Geschwisterbeziehungen bieten alles, was uns emotional packt: Spielkameradschaft in der Kindheit, tiefste Freundschaft und Nähe, verschworene Schicksalsgemeinschaft, aber auch ärgste Konkurrenz. Und – so ist es in der Regel: Bruder oder Schwester begleiten uns oft ein Leben lang. Was macht das Schwester- und Brudersein eigentlich aus? Die Expertin für Geschwisterbeziehungen, Susann Sitzler, steht uns Rede und Antwort.

Von Nadine Diab

Frau und Mutter: Was ist das Besondere an der Beziehung von Geschwistern?

Susann Sitzler: Niemand sucht sich seine Schwester, seinen Bruder selbst aus. Es ist faktisch eine aufgezwungene Beziehung. Aber weil man dieser Beziehung zunächst nicht ausweichen kann - weil man es sich darin nicht einfach machen kann - ist es möglich, in ihr eine Tiefe zu erleben, die es in selbstgewählten Beziehungen unter Umständen nicht gibt.

Hänsel und Gretel, die Brüder Löwenherz, Anna und Elsa: Schon unseren Kindern erzählen wir von besonderen Geschwisterbeziehungen. Was fasziniert uns Menschen an diesem Thema so?

Geschwisterlichkeit ist etwas Universelles. Es ist ein Konzept, das so gut wie jeder Mensch versteht. Gleichzeitig hat es so viele verschiedene Facetten, wie es Geschwister gibt. Niemand teilt die ganz genau gleichen Erfahrungen - und doch versteht man praktisch immer große Teile von dem, was jemand anderes über seine Geschwister sagt.

Was lernen wir von unseren Geschwistern? Und können Einzelkinder wirklich nicht teilen?

---*---

◆ AUFGABENSTELLUNG A:
Schreibe den Abschnitt über Geschwisterbeziehungen vollständig und wortgetreu ab.

---*---

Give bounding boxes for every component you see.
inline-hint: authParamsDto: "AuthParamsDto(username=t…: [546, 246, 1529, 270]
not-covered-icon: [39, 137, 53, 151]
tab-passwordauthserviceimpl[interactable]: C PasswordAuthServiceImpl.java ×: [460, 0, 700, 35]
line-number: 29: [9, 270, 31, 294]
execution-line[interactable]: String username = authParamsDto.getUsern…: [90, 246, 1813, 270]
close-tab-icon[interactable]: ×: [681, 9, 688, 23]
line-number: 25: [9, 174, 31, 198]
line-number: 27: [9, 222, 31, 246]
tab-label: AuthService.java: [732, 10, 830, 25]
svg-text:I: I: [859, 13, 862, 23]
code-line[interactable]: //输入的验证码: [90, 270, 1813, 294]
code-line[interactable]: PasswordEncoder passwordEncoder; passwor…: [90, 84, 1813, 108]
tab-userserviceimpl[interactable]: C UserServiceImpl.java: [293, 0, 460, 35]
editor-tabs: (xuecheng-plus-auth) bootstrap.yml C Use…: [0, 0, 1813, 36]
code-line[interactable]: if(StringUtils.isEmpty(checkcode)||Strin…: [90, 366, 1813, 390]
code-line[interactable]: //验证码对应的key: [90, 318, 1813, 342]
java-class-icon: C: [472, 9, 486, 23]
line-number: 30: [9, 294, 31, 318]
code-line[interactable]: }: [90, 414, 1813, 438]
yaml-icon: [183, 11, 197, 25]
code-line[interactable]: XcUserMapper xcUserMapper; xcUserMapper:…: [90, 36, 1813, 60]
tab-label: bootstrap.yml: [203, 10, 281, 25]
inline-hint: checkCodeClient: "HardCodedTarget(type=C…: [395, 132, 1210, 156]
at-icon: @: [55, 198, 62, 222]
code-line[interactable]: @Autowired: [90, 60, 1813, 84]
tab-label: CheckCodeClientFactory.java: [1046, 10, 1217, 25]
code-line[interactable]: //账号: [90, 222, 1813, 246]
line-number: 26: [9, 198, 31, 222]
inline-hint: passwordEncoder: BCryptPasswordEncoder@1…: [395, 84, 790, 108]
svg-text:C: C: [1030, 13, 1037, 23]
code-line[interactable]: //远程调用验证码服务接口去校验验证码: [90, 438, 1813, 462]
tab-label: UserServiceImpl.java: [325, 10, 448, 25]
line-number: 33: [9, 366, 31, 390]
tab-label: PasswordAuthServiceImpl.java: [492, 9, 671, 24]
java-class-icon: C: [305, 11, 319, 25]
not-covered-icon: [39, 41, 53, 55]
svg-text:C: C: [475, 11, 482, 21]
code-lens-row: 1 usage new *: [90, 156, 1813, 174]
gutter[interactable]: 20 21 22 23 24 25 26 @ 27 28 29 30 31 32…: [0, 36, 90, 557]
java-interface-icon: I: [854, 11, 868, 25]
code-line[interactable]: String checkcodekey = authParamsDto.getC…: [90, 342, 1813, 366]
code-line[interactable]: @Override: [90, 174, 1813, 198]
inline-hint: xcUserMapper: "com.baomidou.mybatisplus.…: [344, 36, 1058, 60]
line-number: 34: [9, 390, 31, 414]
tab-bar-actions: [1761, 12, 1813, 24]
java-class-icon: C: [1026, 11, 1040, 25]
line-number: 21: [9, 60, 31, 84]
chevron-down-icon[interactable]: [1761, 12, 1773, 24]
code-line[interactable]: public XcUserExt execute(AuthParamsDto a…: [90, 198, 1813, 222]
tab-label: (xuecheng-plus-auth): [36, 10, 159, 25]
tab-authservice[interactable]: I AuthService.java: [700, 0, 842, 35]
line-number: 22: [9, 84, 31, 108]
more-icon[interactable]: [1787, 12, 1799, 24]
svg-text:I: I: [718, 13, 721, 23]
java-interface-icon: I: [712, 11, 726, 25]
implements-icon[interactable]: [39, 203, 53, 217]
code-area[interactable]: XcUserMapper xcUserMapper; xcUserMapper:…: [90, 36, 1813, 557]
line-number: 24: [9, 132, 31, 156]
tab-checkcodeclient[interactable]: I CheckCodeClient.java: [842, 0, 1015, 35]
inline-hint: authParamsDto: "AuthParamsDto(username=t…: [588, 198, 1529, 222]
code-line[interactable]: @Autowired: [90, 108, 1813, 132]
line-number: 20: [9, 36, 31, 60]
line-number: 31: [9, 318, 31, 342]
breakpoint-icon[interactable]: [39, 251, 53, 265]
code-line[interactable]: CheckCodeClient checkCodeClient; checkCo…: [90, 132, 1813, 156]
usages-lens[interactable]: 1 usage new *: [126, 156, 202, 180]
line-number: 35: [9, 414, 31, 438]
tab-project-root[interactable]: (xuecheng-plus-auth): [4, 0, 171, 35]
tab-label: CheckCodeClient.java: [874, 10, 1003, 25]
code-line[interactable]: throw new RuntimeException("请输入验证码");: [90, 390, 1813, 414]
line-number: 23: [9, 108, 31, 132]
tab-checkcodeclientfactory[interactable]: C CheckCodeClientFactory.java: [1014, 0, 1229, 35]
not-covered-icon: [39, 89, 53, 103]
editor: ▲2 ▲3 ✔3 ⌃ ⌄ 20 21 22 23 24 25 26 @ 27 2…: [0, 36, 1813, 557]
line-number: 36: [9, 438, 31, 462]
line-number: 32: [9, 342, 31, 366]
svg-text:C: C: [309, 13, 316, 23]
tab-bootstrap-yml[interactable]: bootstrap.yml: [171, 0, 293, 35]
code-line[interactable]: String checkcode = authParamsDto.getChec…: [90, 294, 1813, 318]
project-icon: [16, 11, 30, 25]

---*---

◆ AUFGABENSTELLUNG B:
Gib den Bereich der Datensätze von ihrem Anfang bis einschließlich der Zeile mit "line-number: 29: [9, 270, 31, 294]" erneut aus und ersetze darin "line-number" durch "line-index". Alles andere bleibt unverändert, und nur diese Zeilen werden ausgegeben.

◆ ANTWORT A:
Geschwisterbeziehungen bieten alles, was uns emotional packt: Spielkameradschaft in der Kindheit, tiefste Freundschaft und Nähe, verschworene Schicksalsgemeinschaft, aber auch ärgste Konkurrenz. Und – so ist es in der Regel: Bruder oder Schwester begleiten uns oft ein Leben lang. Was macht das Schwester- und Brudersein eigentlich aus? Die Expertin für Geschwisterbeziehungen, Susann Sitzler, steht uns Rede und Antwort.

Von Nadine Diab

Frau und Mutter: Was ist das Besondere an der Beziehung von Geschwistern?

Susann Sitzler: Niemand sucht sich seine Schwester, seinen Bruder selbst aus. Es ist faktisch eine aufgezwungene Beziehung. Aber weil man dieser Beziehung zunächst nicht ausweichen kann - weil man es sich darin nicht einfach machen kann - ist es möglich, in ihr eine Tiefe zu erleben, die es in selbstgewählten Beziehungen unter Umständen nicht gibt.

Hänsel und Gretel, die Brüder Löwenherz, Anna und Elsa: Schon unseren Kindern erzählen wir von besonderen Geschwisterbeziehungen. Was fasziniert uns Menschen an diesem Thema so?

Geschwisterlichkeit ist etwas Universelles. Es ist ein Konzept, das so gut wie jeder Mensch versteht. Gleichzeitig hat es so viele verschiedene Facetten, wie es Geschwister gibt. Niemand teilt die ganz genau gleichen Erfahrungen - und doch versteht man praktisch immer große Teile von dem, was jemand anderes über seine Geschwister sagt.

Was lernen wir von unseren Geschwistern? Und können Einzelkinder wirklich nicht teilen?

◆ ANTWORT B:
Give bounding boxes for every component you see.
inline-hint: authParamsDto: "AuthParamsDto(username=t…: [546, 246, 1529, 270]
not-covered-icon: [39, 137, 53, 151]
tab-passwordauthserviceimpl[interactable]: C PasswordAuthServiceImpl.java ×: [460, 0, 700, 35]
line-index: 29: [9, 270, 31, 294]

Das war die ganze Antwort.